Set exercise
Update the records below by replacing "camera" with "imaging device" wherever it occurs, leaving everything else unchanged.

-- Start of Raw data --

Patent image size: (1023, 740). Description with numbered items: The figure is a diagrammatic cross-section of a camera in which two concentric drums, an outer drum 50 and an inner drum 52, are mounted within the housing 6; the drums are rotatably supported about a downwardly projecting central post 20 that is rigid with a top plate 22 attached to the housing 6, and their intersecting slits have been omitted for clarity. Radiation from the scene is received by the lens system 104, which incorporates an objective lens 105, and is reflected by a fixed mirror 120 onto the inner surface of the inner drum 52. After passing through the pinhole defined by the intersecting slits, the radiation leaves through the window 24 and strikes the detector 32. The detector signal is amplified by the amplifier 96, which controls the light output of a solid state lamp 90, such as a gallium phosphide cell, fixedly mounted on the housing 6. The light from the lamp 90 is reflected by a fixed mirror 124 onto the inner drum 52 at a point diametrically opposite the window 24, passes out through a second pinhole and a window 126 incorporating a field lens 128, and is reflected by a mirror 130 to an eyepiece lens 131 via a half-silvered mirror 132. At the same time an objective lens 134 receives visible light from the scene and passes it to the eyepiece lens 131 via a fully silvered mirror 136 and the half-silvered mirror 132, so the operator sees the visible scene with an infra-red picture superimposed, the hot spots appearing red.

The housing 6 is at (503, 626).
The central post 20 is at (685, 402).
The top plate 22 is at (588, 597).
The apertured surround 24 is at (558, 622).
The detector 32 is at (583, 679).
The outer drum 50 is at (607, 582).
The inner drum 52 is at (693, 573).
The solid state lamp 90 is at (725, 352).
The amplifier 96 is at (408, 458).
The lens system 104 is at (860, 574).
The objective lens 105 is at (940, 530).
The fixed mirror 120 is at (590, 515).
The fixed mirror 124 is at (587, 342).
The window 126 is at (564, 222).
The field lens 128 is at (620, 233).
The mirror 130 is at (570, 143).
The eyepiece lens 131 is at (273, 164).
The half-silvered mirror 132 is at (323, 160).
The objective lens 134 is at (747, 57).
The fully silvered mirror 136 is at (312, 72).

-- End of Raw data --

Finished exercise
Patent image size: (1023, 740). Description with numbered items: The figure is a diagrammatic cross-section of a imaging device in which two concentric drums, an outer drum 50 and an inner drum 52, are mounted within the housing 6; the drums are rotatably supported about a downwardly projecting central post 20 that is rigid with a top plate 22 attached to the housing 6, and their intersecting slits have been omitted for clarity. Radiation from the scene is received by the lens system 104, which incorporates an objective lens 105, and is reflected by a fixed mirror 120 onto the inner surface of the inner drum 52. After passing through the pinhole defined by the intersecting slits, the radiation leaves through the window 24 and strikes the detector 32. The detector signal is amplified by the amplifier 96, which controls the light output of a solid state lamp 90, such as a gallium phosphide cell, fixedly mounted on the housing 6. The light from the lamp 90 is reflected by a fixed mirror 124 onto the inner drum 52 at a point diametrically opposite the window 24, passes out through a second pinhole and a window 126 incorporating a field lens 128, and is reflected by a mirror 130 to an eyepiece lens 131 via a half-silvered mirror 132. At the same time an objective lens 134 receives visible light from the scene and passes it to the eyepiece lens 131 via a fully silvered mirror 136 and the half-silvered mirror 132, so the operator sees the visible scene with an infra-red picture superimposed, the hot spots appearing red.

The housing 6 is at (503, 626).
The central post 20 is at (685, 402).
The top plate 22 is at (588, 597).
The apertured surround 24 is at (558, 622).
The detector 32 is at (583, 679).
The outer drum 50 is at (607, 582).
The inner drum 52 is at (693, 573).
The solid state lamp 90 is at (725, 352).
The amplifier 96 is at (408, 458).
The lens system 104 is at (860, 574).
The objective lens 105 is at (940, 530).
The fixed mirror 120 is at (590, 515).
The fixed mirror 124 is at (587, 342).
The window 126 is at (564, 222).
The field lens 128 is at (620, 233).
The mirror 130 is at (570, 143).
The eyepiece lens 131 is at (273, 164).
The half-silvered mirror 132 is at (323, 160).
The objective lens 134 is at (747, 57).
The fully silvered mirror 136 is at (312, 72).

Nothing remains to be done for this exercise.